▶ Required task: Your answer should be one number: the count of lines in these entries that hold the word "name".

[Records from a collection of figures]
========

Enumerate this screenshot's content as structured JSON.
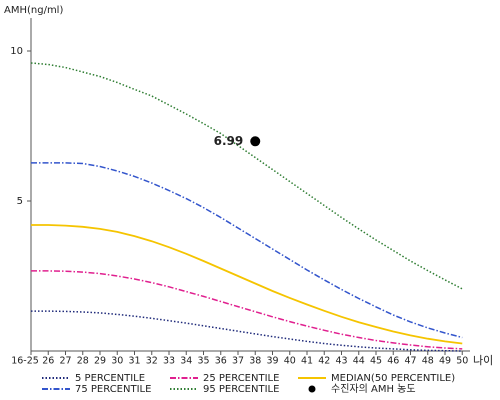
{
  "chart_data": {
    "type": "line",
    "y_label": "AMH(ng/ml)",
    "x_label": "나이",
    "categories": [
      "16-25",
      "26",
      "27",
      "28",
      "29",
      "30",
      "31",
      "32",
      "33",
      "34",
      "35",
      "36",
      "37",
      "38",
      "39",
      "40",
      "41",
      "42",
      "43",
      "44",
      "45",
      "46",
      "47",
      "48",
      "49",
      "50"
    ],
    "ylim": [
      0,
      11.1
    ],
    "yticks": [
      5,
      10
    ],
    "series": [
      {
        "name": "5 PERCENTILE",
        "color": "#1f2a7a",
        "dash": "dotted",
        "values": [
          1.33,
          1.33,
          1.32,
          1.3,
          1.27,
          1.22,
          1.16,
          1.09,
          1.01,
          0.93,
          0.84,
          0.75,
          0.66,
          0.57,
          0.48,
          0.4,
          0.32,
          0.25,
          0.19,
          0.14,
          0.1,
          0.07,
          0.04,
          0.02,
          0.01,
          0.0
        ]
      },
      {
        "name": "25 PERCENTILE",
        "color": "#e0208f",
        "dash": "dashdot",
        "values": [
          2.67,
          2.67,
          2.66,
          2.63,
          2.58,
          2.5,
          2.4,
          2.28,
          2.14,
          1.98,
          1.82,
          1.65,
          1.48,
          1.31,
          1.14,
          0.98,
          0.83,
          0.69,
          0.56,
          0.45,
          0.35,
          0.27,
          0.2,
          0.14,
          0.1,
          0.07
        ]
      },
      {
        "name": "MEDIAN(50 PERCENTILE)",
        "color": "#f5c400",
        "dash": "solid",
        "values": [
          4.2,
          4.2,
          4.18,
          4.14,
          4.07,
          3.97,
          3.83,
          3.66,
          3.46,
          3.24,
          3.0,
          2.75,
          2.5,
          2.25,
          2.0,
          1.77,
          1.55,
          1.34,
          1.14,
          0.96,
          0.8,
          0.65,
          0.52,
          0.41,
          0.32,
          0.25
        ]
      },
      {
        "name": "75 PERCENTILE",
        "color": "#3355cc",
        "dash": "dashdot",
        "values": [
          6.27,
          6.27,
          6.27,
          6.25,
          6.15,
          6.0,
          5.82,
          5.6,
          5.35,
          5.08,
          4.78,
          4.45,
          4.1,
          3.75,
          3.4,
          3.05,
          2.7,
          2.37,
          2.05,
          1.75,
          1.47,
          1.2,
          0.97,
          0.77,
          0.6,
          0.45
        ]
      },
      {
        "name": "95 PERCENTILE",
        "color": "#2e7d32",
        "dash": "dotted",
        "values": [
          9.6,
          9.55,
          9.45,
          9.3,
          9.15,
          8.95,
          8.72,
          8.5,
          8.2,
          7.9,
          7.58,
          7.25,
          6.85,
          6.45,
          6.05,
          5.65,
          5.25,
          4.85,
          4.45,
          4.07,
          3.7,
          3.35,
          3.0,
          2.68,
          2.37,
          2.07
        ]
      }
    ],
    "point": {
      "name": "수진자의 AMH 농도",
      "x": "38",
      "value": 6.99,
      "color": "#000000"
    }
  }
}
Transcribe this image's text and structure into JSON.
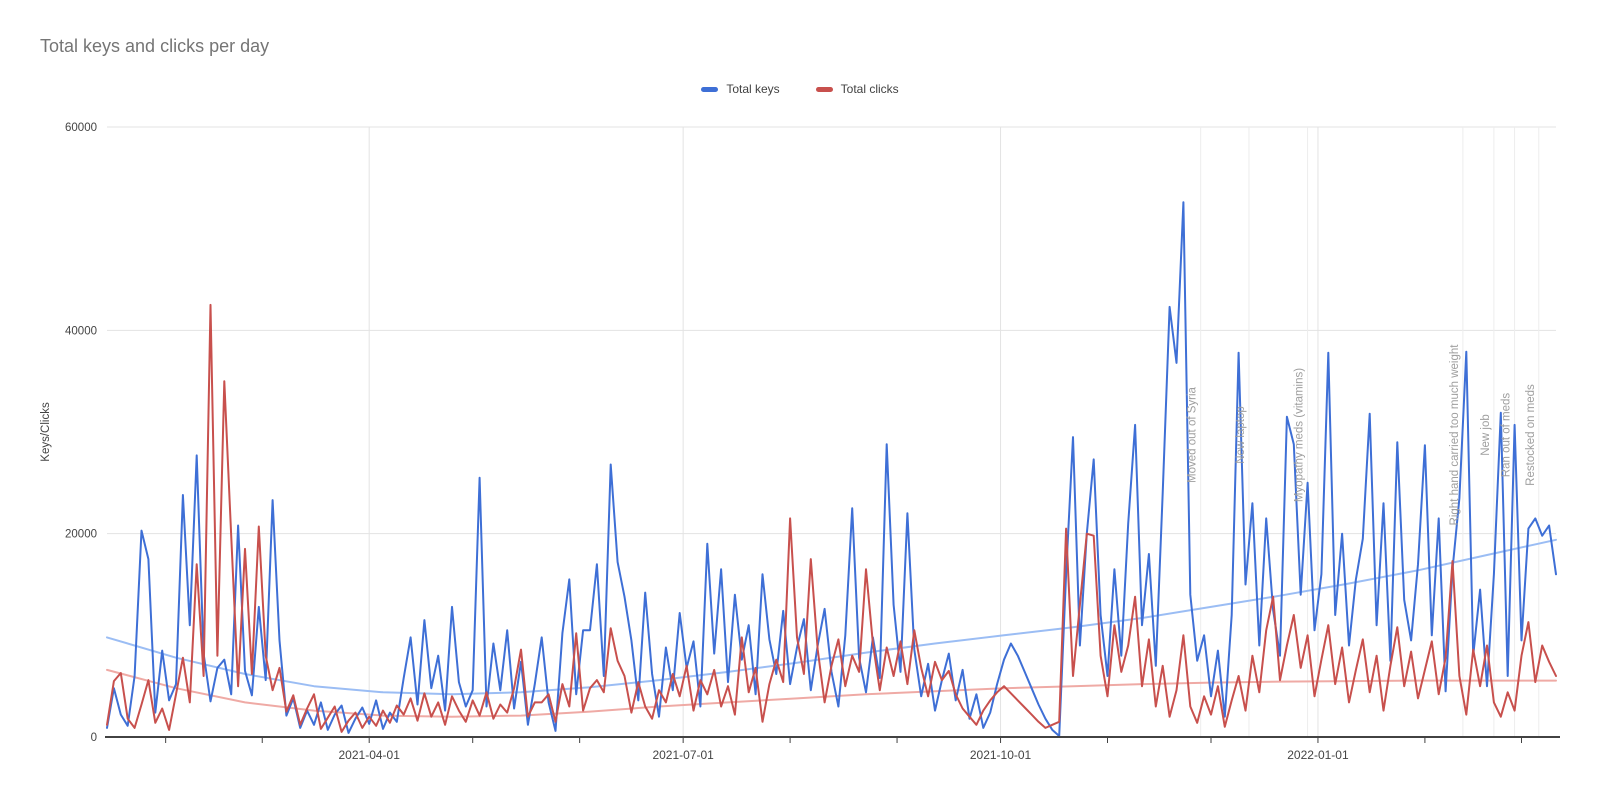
{
  "chart_data": {
    "type": "line",
    "title": "Total keys and clicks per day",
    "ylabel": "Keys/Clicks",
    "xlabel": "",
    "legend": [
      "Total keys",
      "Total clicks"
    ],
    "legend_position": "top-center",
    "grid": true,
    "ylim": [
      0,
      60000
    ],
    "x_start_date": "2021-01-15",
    "x_total_days": 420,
    "x_step_days": 2,
    "y_ticks": [
      {
        "label": "0",
        "value": 0
      },
      {
        "label": "20000",
        "value": 20000
      },
      {
        "label": "40000",
        "value": 40000
      },
      {
        "label": "60000",
        "value": 60000
      }
    ],
    "x_ticks": [
      {
        "label": "2021-04-01",
        "day": 76
      },
      {
        "label": "2021-07-01",
        "day": 167
      },
      {
        "label": "2021-10-01",
        "day": 259
      },
      {
        "label": "2022-01-01",
        "day": 351
      }
    ],
    "x_minor_tick_days": [
      17,
      45,
      76,
      106,
      137,
      167,
      198,
      229,
      259,
      290,
      320,
      351,
      382,
      410
    ],
    "annotations": [
      {
        "label": "Moved out of Syria",
        "day": 317
      },
      {
        "label": "New laptop",
        "day": 331
      },
      {
        "label": "Myopathy meds (vitamins)",
        "day": 348
      },
      {
        "label": "Right hand carried too much weight",
        "day": 393
      },
      {
        "label": "New job",
        "day": 402
      },
      {
        "label": "Ran out of meds",
        "day": 408
      },
      {
        "label": "Restocked on meds",
        "day": 415
      }
    ],
    "colors": {
      "keys": "#3e6fd6",
      "clicks": "#c8504d",
      "keys_trend": "#9bbdf4",
      "clicks_trend": "#efaaa5",
      "grid": "#e3e3e3",
      "annotation_line": "#ededed",
      "axis": "#424242",
      "tick_label": "#444444",
      "title": "#757575",
      "annotation_text": "#9e9e9e"
    },
    "series": [
      {
        "name": "Total keys",
        "values": [
          900,
          4800,
          2200,
          1100,
          6000,
          20300,
          17500,
          2400,
          8500,
          3600,
          5200,
          23800,
          11000,
          27700,
          8200,
          3500,
          6800,
          7600,
          4200,
          20800,
          6500,
          4100,
          12800,
          5600,
          23300,
          9500,
          2100,
          3800,
          900,
          2600,
          1200,
          3400,
          700,
          2200,
          3100,
          400,
          1800,
          2900,
          1300,
          3600,
          800,
          2400,
          1500,
          5800,
          9800,
          3200,
          11500,
          4800,
          8000,
          2600,
          12800,
          5400,
          3000,
          4600,
          25500,
          3000,
          9200,
          4600,
          10500,
          2800,
          7400,
          1200,
          5200,
          9800,
          3400,
          600,
          10200,
          15500,
          4200,
          10500,
          10500,
          17000,
          6000,
          26800,
          17200,
          13800,
          9500,
          3600,
          14200,
          6200,
          2000,
          8800,
          4600,
          12200,
          6800,
          9400,
          3000,
          19000,
          8200,
          16500,
          5400,
          14000,
          7600,
          11000,
          4200,
          16000,
          9600,
          6200,
          12400,
          5200,
          8800,
          11600,
          4600,
          9000,
          12600,
          6400,
          3000,
          10000,
          22500,
          7800,
          4400,
          9800,
          5800,
          28800,
          13000,
          6400,
          22000,
          8600,
          4000,
          7200,
          2600,
          5600,
          8200,
          3600,
          6600,
          1800,
          4200,
          900,
          2400,
          5200,
          7600,
          9200,
          8000,
          6400,
          4800,
          3200,
          1800,
          700,
          100,
          16000,
          29500,
          9000,
          20000,
          27300,
          12000,
          6000,
          16500,
          8000,
          21000,
          30700,
          11000,
          18000,
          7000,
          24000,
          42300,
          36800,
          52600,
          14000,
          7500,
          10000,
          4000,
          8500,
          2000,
          12000,
          37800,
          15000,
          23000,
          9000,
          21500,
          12500,
          8000,
          31500,
          28800,
          14000,
          25000,
          10500,
          16000,
          37800,
          12000,
          20000,
          9000,
          15500,
          19500,
          31800,
          11000,
          23000,
          7500,
          29000,
          13500,
          9500,
          17000,
          28700,
          10000,
          21500,
          4500,
          16500,
          23500,
          37900,
          8000,
          14500,
          5000,
          16000,
          31900,
          6000,
          30700,
          9500,
          20500,
          21500,
          19800,
          20800,
          16000
        ]
      },
      {
        "name": "Total clicks",
        "values": [
          1200,
          5500,
          6300,
          1800,
          900,
          3200,
          5600,
          1400,
          2800,
          700,
          4200,
          7800,
          3400,
          17000,
          6000,
          42500,
          8000,
          35000,
          19800,
          5000,
          18500,
          6200,
          20700,
          8000,
          4600,
          6800,
          2500,
          4100,
          1200,
          2800,
          4200,
          800,
          1900,
          3000,
          500,
          1600,
          2400,
          900,
          2000,
          1100,
          2600,
          1400,
          3100,
          2200,
          3800,
          1600,
          4300,
          2000,
          3400,
          1200,
          4000,
          2600,
          1500,
          3600,
          2100,
          4400,
          1800,
          3200,
          2400,
          4800,
          8600,
          2000,
          3400,
          3400,
          4200,
          1500,
          5200,
          3000,
          10200,
          2600,
          4800,
          5600,
          4400,
          10700,
          7500,
          6000,
          2400,
          5400,
          3000,
          1800,
          4600,
          3400,
          6200,
          4000,
          7000,
          2600,
          5600,
          4200,
          6600,
          3000,
          5000,
          2200,
          9800,
          4400,
          6800,
          1500,
          5200,
          7600,
          5400,
          21500,
          9800,
          6200,
          17500,
          8600,
          3400,
          7000,
          9600,
          5000,
          8000,
          6400,
          16500,
          9200,
          4600,
          8800,
          6000,
          9400,
          5200,
          10500,
          6800,
          4000,
          7400,
          5600,
          6500,
          4200,
          2800,
          2000,
          1200,
          2600,
          3600,
          4400,
          5000,
          4300,
          3600,
          2900,
          2200,
          1500,
          900,
          1200,
          1500,
          20500,
          6000,
          13000,
          20000,
          19800,
          8000,
          4000,
          11000,
          6400,
          9000,
          13800,
          5000,
          9600,
          3000,
          7000,
          2000,
          4600,
          10000,
          3000,
          1400,
          4000,
          2200,
          5000,
          1000,
          3600,
          6000,
          2600,
          8000,
          4400,
          10500,
          13800,
          5600,
          9000,
          12000,
          6800,
          10000,
          4000,
          7600,
          11000,
          5200,
          8800,
          3400,
          6600,
          9600,
          4400,
          8000,
          2600,
          7000,
          10800,
          5000,
          8400,
          3800,
          6600,
          9400,
          4200,
          7800,
          17300,
          6000,
          2200,
          8600,
          5000,
          9000,
          3400,
          2000,
          4400,
          2600,
          8000,
          11300,
          5400,
          9000,
          7400,
          6000
        ]
      }
    ],
    "trendlines": [
      {
        "name": "Total keys trend",
        "day_step": 20,
        "values": [
          9800,
          7800,
          6200,
          5000,
          4400,
          4200,
          4400,
          4900,
          5600,
          6400,
          7300,
          8300,
          9200,
          10000,
          10800,
          11700,
          12800,
          13900,
          15100,
          16400,
          17900,
          19400
        ]
      },
      {
        "name": "Total clicks trend",
        "day_step": 20,
        "values": [
          6600,
          4800,
          3400,
          2600,
          2100,
          2000,
          2100,
          2500,
          3000,
          3400,
          3800,
          4200,
          4500,
          4800,
          5000,
          5200,
          5350,
          5450,
          5500,
          5550,
          5550,
          5550
        ]
      }
    ]
  }
}
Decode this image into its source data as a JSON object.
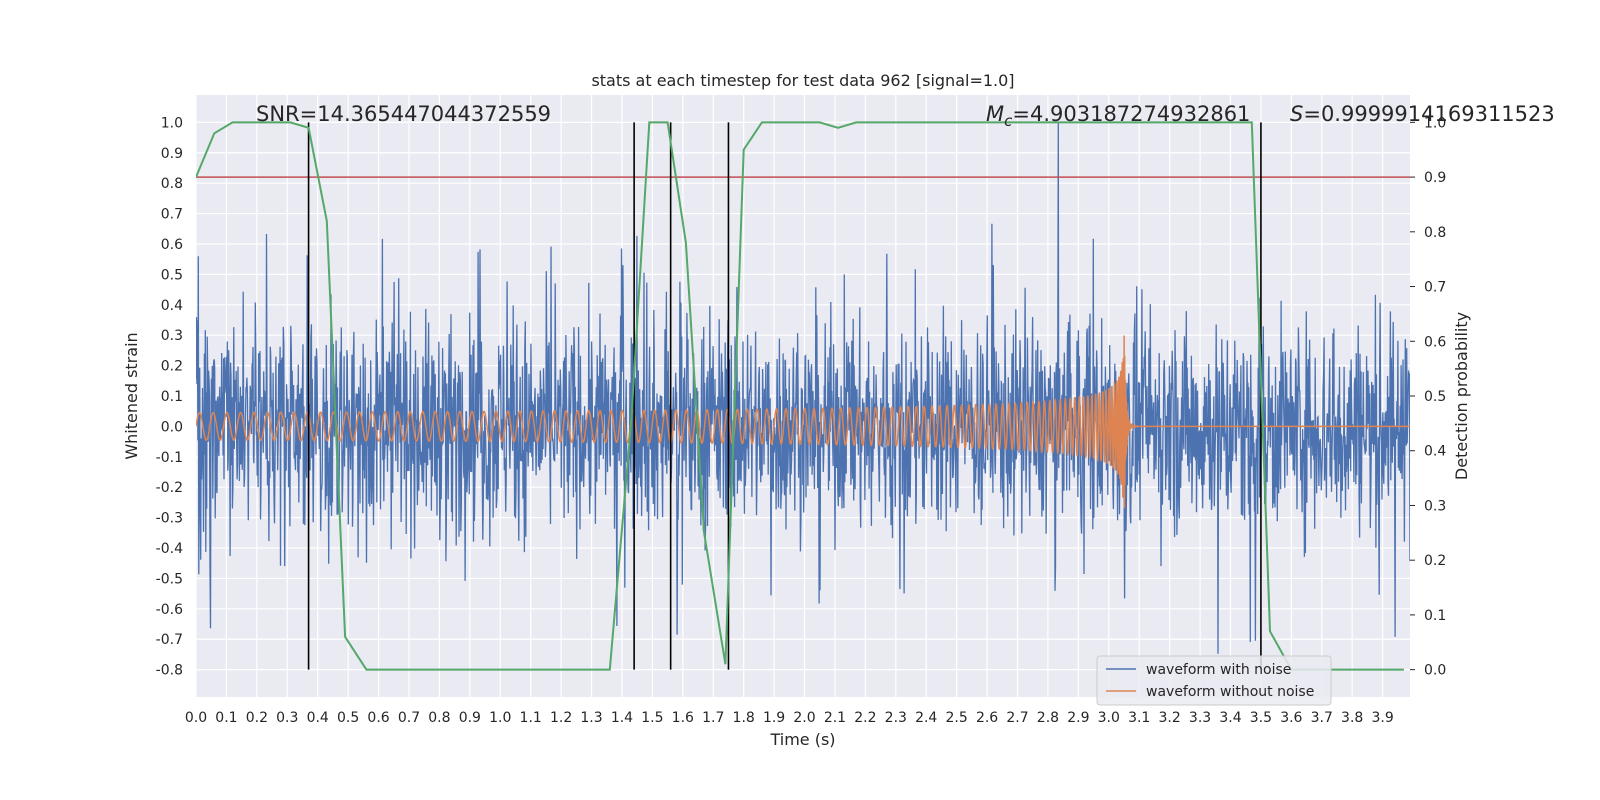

========

▶ The output: 10